## Instruction
Count the lines below that contain the word "لقوله", and give only that number.

##############################

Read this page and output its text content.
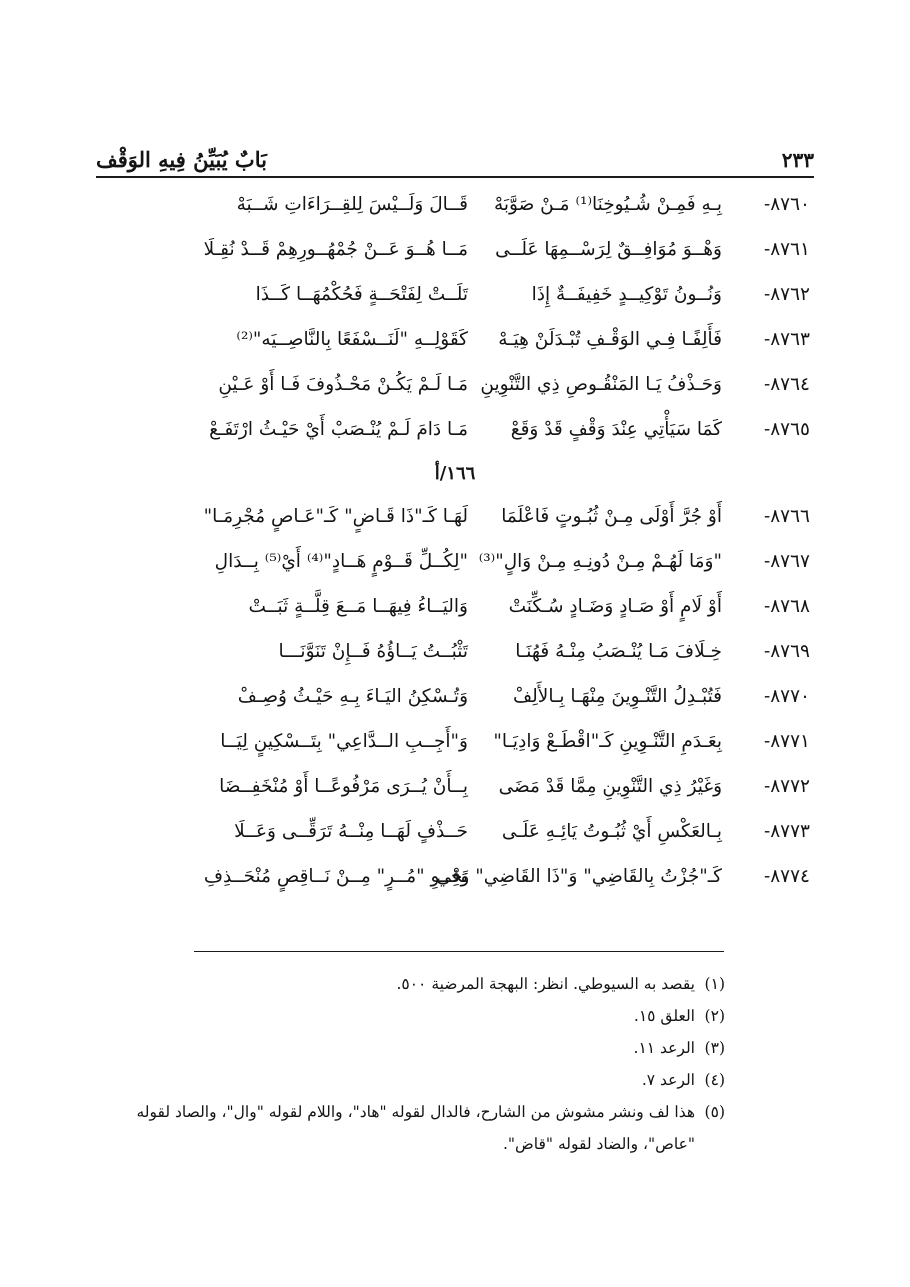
بَابٌ يُبَيِّنُ فِيهِ الوَقْف	٢٣٣
٨٧٦٠-
بِـهِ فَمِـنْ شُـيُوخِنَا⁽¹⁾ مَـنْ صَوَّبَهْ
قَــالَ وَلَــيْسَ لِلقِــرَاءَاتِ شَــبَهْ
٨٧٦١-
وَهْــوَ مُوَافِــقٌ لِرَسْــمِهَا عَلَــى
مَــا هُــوَ عَــنْ جُمْهُــورِهِمْ قَــدْ نُقِـلَا
٨٧٦٢-
وَنُــونُ تَوْكِيــدٍ خَفِيفَــةٌ إِذَا
تَلَــتْ لِفَتْحَــةٍ فَحُكْمُهَــا كَــذَا
٨٧٦٣-
فَأَلِفًـا فِـي الوَقْـفِ تُبْـدَلَنْ هِيَـهْ
كَقَوْلِــهِ "لَنَــسْفَعًا بِالنَّاصِــيَه"⁽²⁾
٨٧٦٤-
وَحَـذْفُ يَـا المَنْقُـوصِ ذِي التَّنْوِينِ
مَـا لَـمْ يَكُـنْ مَحْـذُوفَ فَـا أَوْ عَـيْنِ
٨٧٦٥-
كَمَا سَيَأْتِي عِنْدَ وَقْفٍ قَدْ وَقَعْ
مَـا دَامَ لَـمْ يُنْـصَبْ أَيْ حَيْـثُ ارْتَفَـعْ
١٦٦/أ
٨٧٦٦-
أَوْ جُرَّ أَوْلَى مِـنْ ثُبُـوتٍ فَاعْلَمَا
لَهَـا كَـ"ذَا قَـاضٍ" كَـ"عَـاصٍ مُجْرِمَـا"
٨٧٦٧-
"وَمَا لَهُـمْ مِـنْ دُونِـهِ مِـنْ وَالٍ"⁽³⁾
"لِكُــلِّ قَــوْمٍ هَــادٍ"⁽⁴⁾ أَيْ⁽⁵⁾ بِــدَالِ
٨٧٦٨-
أَوْ لَامٍ أَوْ صَـادٍ وَضَـادٍ سُـكِّنَتْ
وَاليَــاءُ فِيهَــا مَــعَ قِلَّــةٍ ثَبَــتْ
٨٧٦٩-
خِـلَافَ مَـا يُنْـصَبُ مِنْـهُ فَهُنَـا
تَثْبُــتُ يَــاؤُهُ فَــإِنْ تَنَوَّنَـــا
٨٧٧٠-
فَتُبْـدِلُ التَّنْـوِينَ مِنْهَـا بِـالأَلِفْ
وَتُـسْكِنُ اليَـاءَ بِـهِ حَيْـثُ وُصِـفْ
٨٧٧١-
بِعَـدَمِ التَّنْـوِينِ كَـ"اقْطَـعْ وَادِيَـا"
وَ"أَجِــبِ الــدَّاعِي" بِتَــسْكِينٍ لِيَــا
٨٧٧٢-
وَغَيْرُ ذِي التَّنْوِينِ مِمَّا قَدْ مَضَى
بِــأَنْ يُــرَى مَرْفُوعًــا أَوْ مُنْخَفِــضَا
٨٧٧٣-
بِـالعَكْسِ أَيْ ثُبُـوتُ يَائِـهِ عَلَـى
حَــذْفٍ لَهَــا مِنْــهُ تَرَقِّــى وَعَــلَا
٨٧٧٤-
كَـ"جُزْتُ بِالقَاضِي" وَ"ذَا القَاضِي" وَفِي
نَحْــوِ "مُــرٍ" مِــنْ نَــاقِصٍ مُنْحَــذِفِ
(١)
يقصد به السيوطي. انظر: البهجة المرضية ٥٠٠.
(٢)
العلق ١٥.
(٣)
الرعد ١١.
(٤)
الرعد ٧.
(٥)
هذا لف ونشر مشوش من الشارح، فالدال لقوله "هاد"، واللام لقوله "وال"، والصاد لقوله
"عاص"، والضاد لقوله "قاض".
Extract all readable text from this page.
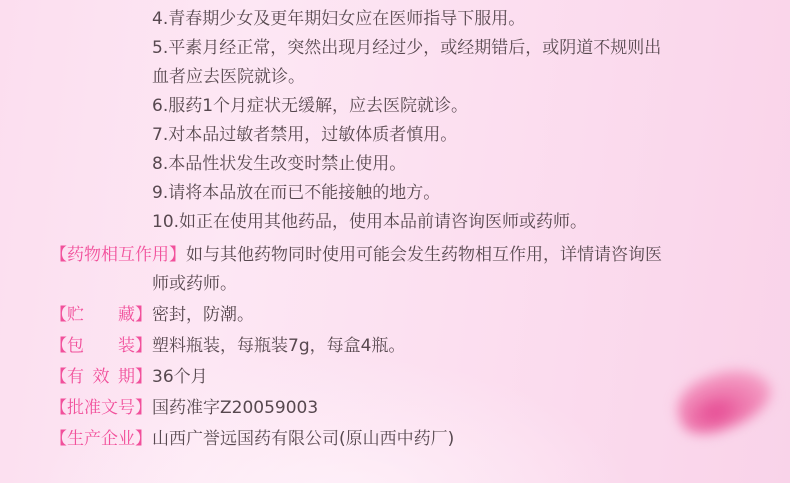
4.青春期少女及更年期妇女应在医师指导下服用。
5.平素月经正常，突然出现月经过少，或经期错后，或阴道不规则出血者应去医院就诊。
6.服药1个月症状无缓解，应去医院就诊。
7.对本品过敏者禁用，过敏体质者慎用。
8.本品性状发生改变时禁止使用。
9.请将本品放在而已不能接触的地方。
10.如正在使用其他药品，使用本品前请咨询医师或药师。
【药物相互作用】如与其他药物同时使用可能会发生药物相互作用，详情请咨询医师或药师。
【贮藏】密封，防潮。
【包装】塑料瓶装，每瓶装7g，每盒4瓶。
【有效期】36个月
【批准文号】国药准字Z20059003
【生产企业】山西广誉远国药有限公司(原山西中药厂)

##############################

## Reply to the task
2